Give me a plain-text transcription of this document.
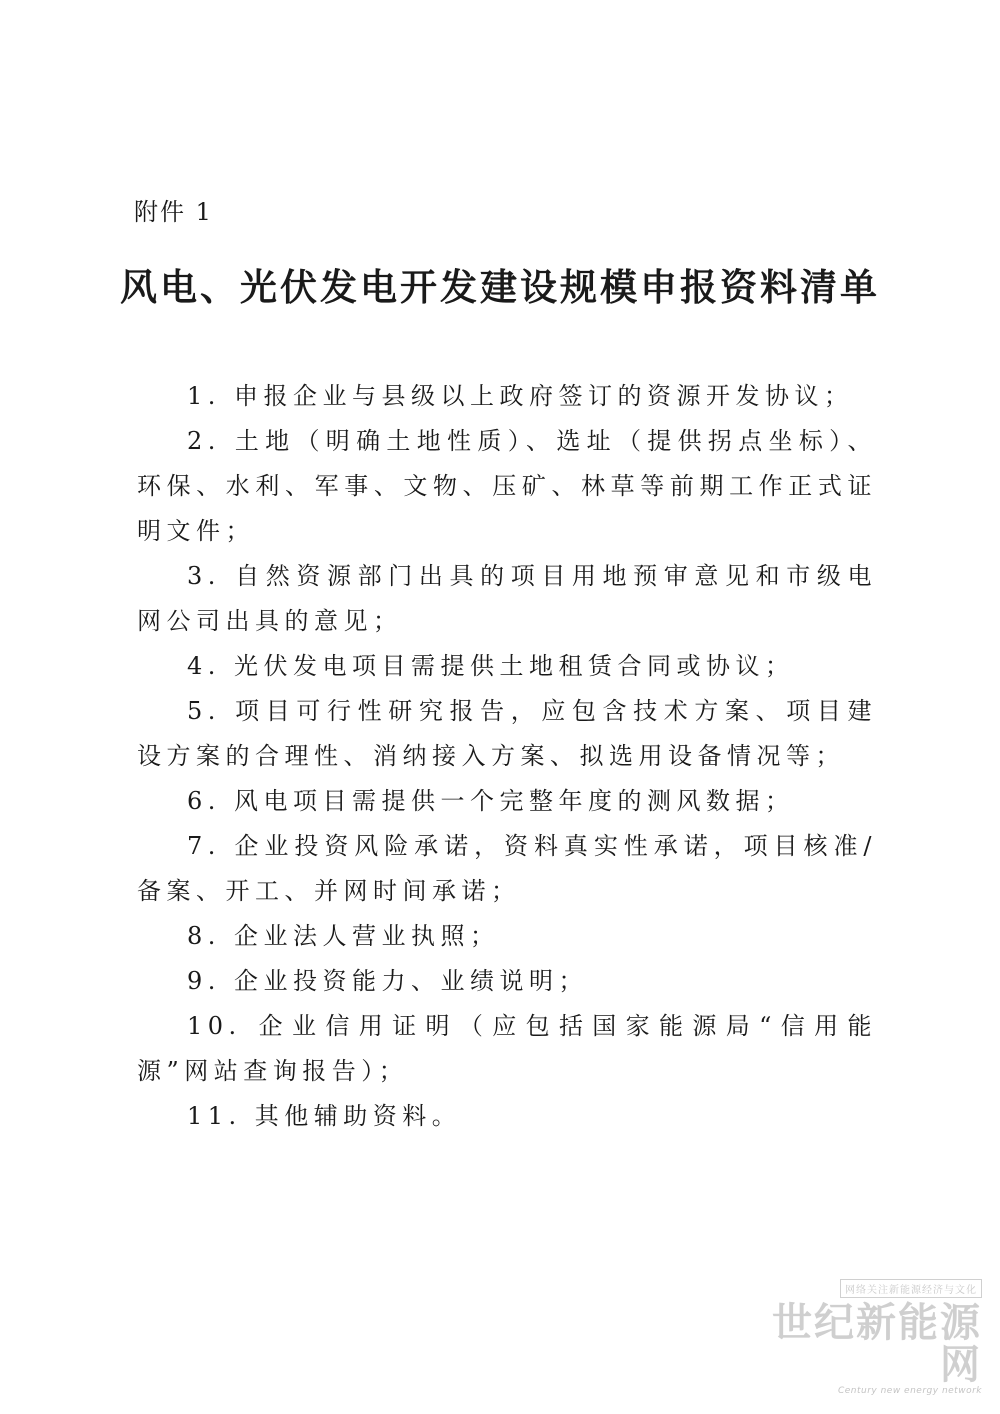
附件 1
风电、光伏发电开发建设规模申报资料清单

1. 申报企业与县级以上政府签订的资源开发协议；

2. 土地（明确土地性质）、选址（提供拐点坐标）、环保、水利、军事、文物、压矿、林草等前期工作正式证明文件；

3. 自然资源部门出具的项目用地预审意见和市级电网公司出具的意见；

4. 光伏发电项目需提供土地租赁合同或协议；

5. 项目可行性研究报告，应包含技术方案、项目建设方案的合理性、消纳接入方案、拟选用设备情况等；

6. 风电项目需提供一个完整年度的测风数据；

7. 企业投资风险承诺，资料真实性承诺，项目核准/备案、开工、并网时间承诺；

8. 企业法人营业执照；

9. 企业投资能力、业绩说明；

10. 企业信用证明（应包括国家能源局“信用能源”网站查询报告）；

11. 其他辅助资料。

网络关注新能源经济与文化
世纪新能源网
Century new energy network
* * * * * * *
# [JOB]
Write the listing above out again exactly, dropping each image.

# [TASK RESPONSE]
Give me a plain-text transcription of this document.
附件 1
风电、光伏发电开发建设规模申报资料清单

1. 申报企业与县级以上政府签订的资源开发协议；

2. 土地（明确土地性质）、选址（提供拐点坐标）、环保、水利、军事、文物、压矿、林草等前期工作正式证明文件；

3. 自然资源部门出具的项目用地预审意见和市级电网公司出具的意见；

4. 光伏发电项目需提供土地租赁合同或协议；

5. 项目可行性研究报告，应包含技术方案、项目建设方案的合理性、消纳接入方案、拟选用设备情况等；

6. 风电项目需提供一个完整年度的测风数据；

7. 企业投资风险承诺，资料真实性承诺，项目核准/备案、开工、并网时间承诺；

8. 企业法人营业执照；

9. 企业投资能力、业绩说明；

10. 企业信用证明（应包括国家能源局“信用能源”网站查询报告）；

11. 其他辅助资料。

网络关注新能源经济与文化
世纪新能源网
Century new energy network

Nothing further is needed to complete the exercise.